Extracted records:
□ □ □ □
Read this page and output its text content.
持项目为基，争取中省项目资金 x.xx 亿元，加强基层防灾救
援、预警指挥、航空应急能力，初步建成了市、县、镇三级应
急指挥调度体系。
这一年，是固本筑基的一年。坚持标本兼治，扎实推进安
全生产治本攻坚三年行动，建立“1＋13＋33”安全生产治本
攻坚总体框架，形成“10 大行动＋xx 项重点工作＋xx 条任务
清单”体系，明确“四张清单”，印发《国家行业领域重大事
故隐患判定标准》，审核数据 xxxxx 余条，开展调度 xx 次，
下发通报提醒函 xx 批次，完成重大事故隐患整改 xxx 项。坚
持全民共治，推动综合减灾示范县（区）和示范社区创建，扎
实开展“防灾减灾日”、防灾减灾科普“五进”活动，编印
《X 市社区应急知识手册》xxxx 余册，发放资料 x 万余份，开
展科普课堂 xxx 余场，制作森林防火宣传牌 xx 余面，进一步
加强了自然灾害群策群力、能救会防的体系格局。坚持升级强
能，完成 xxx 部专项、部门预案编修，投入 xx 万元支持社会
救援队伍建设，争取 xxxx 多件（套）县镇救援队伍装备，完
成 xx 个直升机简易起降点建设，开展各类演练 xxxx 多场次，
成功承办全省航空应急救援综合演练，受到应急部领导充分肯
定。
□ □ □ □
— BRIEF —
Transcribe the whole listing exactly.

— RESULT FOR THIS TASK —
Read this page and output its text content.
持项目为基，争取中省项目资金 x.xx 亿元，加强基层防灾救
援、预警指挥、航空应急能力，初步建成了市、县、镇三级应
急指挥调度体系。
这一年，是固本筑基的一年。坚持标本兼治，扎实推进安
全生产治本攻坚三年行动，建立“1＋13＋33”安全生产治本
攻坚总体框架，形成“10 大行动＋xx 项重点工作＋xx 条任务
清单”体系，明确“四张清单”，印发《国家行业领域重大事
故隐患判定标准》，审核数据 xxxxx 余条，开展调度 xx 次，
下发通报提醒函 xx 批次，完成重大事故隐患整改 xxx 项。坚
持全民共治，推动综合减灾示范县（区）和示范社区创建，扎
实开展“防灾减灾日”、防灾减灾科普“五进”活动，编印
《X 市社区应急知识手册》xxxx 余册，发放资料 x 万余份，开
展科普课堂 xxx 余场，制作森林防火宣传牌 xx 余面，进一步
加强了自然灾害群策群力、能救会防的体系格局。坚持升级强
能，完成 xxx 部专项、部门预案编修，投入 xx 万元支持社会
救援队伍建设，争取 xxxx 多件（套）县镇救援队伍装备，完
成 xx 个直升机简易起降点建设，开展各类演练 xxxx 多场次，
成功承办全省航空应急救援综合演练，受到应急部领导充分肯
定。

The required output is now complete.